ABC285 C の考え方を述べた文章にある次の一文を英語に訳しなさい。「実行時間2秒に収めるには、多くても 10^8回 程度に抑えたいところです。」

# 出典資料:
_____
ABC285 C - abc285_brutmhyhiizp の考え方を書きました。

問題の概要

下のように、自然数Nとアルファベット大文字からなる文字列を対応付けるとします。

 1 ->  A
 2 ->  B
 3 ->  C
   ...
26 ->  Z
27 -> AA
28 -> AB
   ...

アルファベット大文字からなる文字列(以下、S)が与えられるので、Nを逆算してください。

制約

  • 1 <= N <= 10^16

「実際に数えてみる」では間に合わない

まずは、問題をそのままコードにするとどうなるかを考えてみます。
これは

A, B, C, ..., Z, AA, AB, ... ,ZZ, AAA, AAB, ...

と順に文字列を生成していき、 入力文字列 S に一致するものが何番目に登場したか を出力すれば、正答できます。

ただし、このアルゴリズムでは実行時間に間に合わないパターンが存在するため、判定はTLEとなってしまいます。
具体的にはNが大きいケース、例えば入力例3の S = BRUTMHYHIIZP のとき 10^16回 のループが回ることになり、実行時間制限時間(2秒)を超過してしまいます。

実行時間2秒に収めるには、多くても 10^8回 程度に抑えたいところです。 より高速なアルゴリズムを考える必要があります。

26進数として見る

A, B, C, ... , Y, Z, AA, AB, ...

という並びは、10進数

1, 2, 3, ... , 8, 9, 10, 11, ...

と似ています。
10進数で「0を使わず、代わりに10をXで表現する」というルールにしてみると、より似た並びとなります。

A, B, C, ... , Y, Z, AA, AB, ...
1, 2, 3, ... , 9, X, 11, 12, ...

10進数では、”1の位”が10回カウントアップすると繰り上がりが発生し、”10の位”が1カウントアップします。 A,B,C… では、”1の位”が A~Z で26回カウントアップすると繰り上がりが発生し、”10の位”ならぬ “26の位” が1カウントアップする、と解釈することができます。
_____
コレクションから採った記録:
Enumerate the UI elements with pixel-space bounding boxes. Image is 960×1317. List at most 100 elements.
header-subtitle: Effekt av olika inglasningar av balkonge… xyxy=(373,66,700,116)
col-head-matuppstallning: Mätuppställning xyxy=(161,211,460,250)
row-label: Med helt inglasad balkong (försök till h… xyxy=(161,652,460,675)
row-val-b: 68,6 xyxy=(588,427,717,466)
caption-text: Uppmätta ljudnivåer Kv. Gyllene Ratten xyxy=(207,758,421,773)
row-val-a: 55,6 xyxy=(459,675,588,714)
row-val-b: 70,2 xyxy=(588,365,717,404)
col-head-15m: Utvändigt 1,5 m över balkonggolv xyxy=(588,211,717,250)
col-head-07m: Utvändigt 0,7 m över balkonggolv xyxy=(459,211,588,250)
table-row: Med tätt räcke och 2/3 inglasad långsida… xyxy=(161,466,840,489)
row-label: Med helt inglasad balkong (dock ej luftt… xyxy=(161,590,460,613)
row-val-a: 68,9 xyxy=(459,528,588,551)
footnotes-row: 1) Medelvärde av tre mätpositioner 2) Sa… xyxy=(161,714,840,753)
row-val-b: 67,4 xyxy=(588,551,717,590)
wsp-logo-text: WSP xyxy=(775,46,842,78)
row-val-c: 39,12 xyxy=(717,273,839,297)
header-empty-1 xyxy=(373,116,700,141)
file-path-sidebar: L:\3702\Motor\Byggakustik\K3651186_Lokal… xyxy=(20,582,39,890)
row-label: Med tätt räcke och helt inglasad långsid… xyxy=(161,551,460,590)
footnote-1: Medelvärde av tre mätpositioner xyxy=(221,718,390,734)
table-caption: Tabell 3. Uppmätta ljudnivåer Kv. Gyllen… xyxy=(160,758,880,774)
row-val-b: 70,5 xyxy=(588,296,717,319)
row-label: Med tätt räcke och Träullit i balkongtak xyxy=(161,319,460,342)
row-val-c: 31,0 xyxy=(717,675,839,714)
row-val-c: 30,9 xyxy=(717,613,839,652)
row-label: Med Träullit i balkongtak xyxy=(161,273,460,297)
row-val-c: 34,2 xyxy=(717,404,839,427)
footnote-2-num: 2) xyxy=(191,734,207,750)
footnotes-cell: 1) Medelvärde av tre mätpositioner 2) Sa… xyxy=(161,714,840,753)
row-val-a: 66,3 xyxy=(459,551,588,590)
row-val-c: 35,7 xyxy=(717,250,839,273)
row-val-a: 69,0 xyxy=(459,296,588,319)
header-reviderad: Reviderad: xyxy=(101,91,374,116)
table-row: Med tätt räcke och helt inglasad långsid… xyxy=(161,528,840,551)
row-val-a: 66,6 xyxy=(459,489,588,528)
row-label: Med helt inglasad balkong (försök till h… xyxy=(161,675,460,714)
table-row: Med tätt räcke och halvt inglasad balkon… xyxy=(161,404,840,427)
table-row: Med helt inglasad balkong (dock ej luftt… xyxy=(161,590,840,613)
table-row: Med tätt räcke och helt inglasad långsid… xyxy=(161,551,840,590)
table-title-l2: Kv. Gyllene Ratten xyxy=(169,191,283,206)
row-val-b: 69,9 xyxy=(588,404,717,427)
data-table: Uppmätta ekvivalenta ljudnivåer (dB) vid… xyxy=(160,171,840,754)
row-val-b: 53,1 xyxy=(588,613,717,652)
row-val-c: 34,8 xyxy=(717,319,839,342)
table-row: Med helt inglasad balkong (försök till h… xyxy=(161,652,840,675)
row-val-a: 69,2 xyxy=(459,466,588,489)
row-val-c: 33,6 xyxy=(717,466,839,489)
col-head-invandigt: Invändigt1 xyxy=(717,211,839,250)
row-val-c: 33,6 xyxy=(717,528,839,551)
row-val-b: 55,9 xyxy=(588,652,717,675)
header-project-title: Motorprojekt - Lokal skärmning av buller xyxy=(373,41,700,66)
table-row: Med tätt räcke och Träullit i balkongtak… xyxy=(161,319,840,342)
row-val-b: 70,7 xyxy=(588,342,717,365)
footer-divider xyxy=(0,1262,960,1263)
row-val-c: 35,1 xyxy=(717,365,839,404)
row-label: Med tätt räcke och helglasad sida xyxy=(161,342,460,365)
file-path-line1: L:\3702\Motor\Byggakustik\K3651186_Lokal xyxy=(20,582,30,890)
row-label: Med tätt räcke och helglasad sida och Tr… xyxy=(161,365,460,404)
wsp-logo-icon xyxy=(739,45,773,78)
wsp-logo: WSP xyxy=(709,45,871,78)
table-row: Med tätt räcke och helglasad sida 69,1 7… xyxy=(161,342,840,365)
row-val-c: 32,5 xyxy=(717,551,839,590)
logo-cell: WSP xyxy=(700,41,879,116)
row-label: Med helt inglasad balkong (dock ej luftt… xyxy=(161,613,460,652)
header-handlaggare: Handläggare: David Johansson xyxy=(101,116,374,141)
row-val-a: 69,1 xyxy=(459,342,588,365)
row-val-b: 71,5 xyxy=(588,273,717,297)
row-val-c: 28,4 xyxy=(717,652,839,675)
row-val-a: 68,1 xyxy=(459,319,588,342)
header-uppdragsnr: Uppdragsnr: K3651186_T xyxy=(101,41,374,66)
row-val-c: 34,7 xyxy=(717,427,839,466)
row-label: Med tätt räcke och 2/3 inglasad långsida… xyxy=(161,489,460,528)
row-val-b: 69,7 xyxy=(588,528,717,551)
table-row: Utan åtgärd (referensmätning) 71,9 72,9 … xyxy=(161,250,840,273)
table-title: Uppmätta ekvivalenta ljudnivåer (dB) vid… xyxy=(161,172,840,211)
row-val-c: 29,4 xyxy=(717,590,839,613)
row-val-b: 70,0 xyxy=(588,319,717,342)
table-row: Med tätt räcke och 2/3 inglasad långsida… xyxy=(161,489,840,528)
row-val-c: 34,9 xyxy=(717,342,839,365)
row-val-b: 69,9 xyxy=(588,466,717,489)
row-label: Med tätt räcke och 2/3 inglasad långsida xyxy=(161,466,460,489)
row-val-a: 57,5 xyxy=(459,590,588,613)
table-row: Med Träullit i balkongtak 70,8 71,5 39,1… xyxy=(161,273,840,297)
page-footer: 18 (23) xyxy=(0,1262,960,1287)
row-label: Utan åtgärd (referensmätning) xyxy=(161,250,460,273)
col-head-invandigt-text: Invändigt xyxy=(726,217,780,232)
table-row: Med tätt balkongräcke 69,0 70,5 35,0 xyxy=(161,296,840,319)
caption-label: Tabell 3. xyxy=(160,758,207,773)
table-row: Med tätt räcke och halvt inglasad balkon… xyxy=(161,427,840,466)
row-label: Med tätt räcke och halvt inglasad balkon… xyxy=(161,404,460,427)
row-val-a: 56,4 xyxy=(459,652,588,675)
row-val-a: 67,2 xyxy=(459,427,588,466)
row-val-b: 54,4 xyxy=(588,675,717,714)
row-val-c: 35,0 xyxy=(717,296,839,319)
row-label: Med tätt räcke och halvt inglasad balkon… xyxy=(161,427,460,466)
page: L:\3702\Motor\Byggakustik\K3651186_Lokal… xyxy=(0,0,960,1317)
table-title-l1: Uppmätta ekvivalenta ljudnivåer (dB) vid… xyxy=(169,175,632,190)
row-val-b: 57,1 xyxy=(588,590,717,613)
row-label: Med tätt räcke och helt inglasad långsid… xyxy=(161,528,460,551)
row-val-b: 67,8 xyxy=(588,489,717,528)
_____
# 解答:
To keep the execution time within 2 seconds, we want to hold it to about 10^8 iterations at most.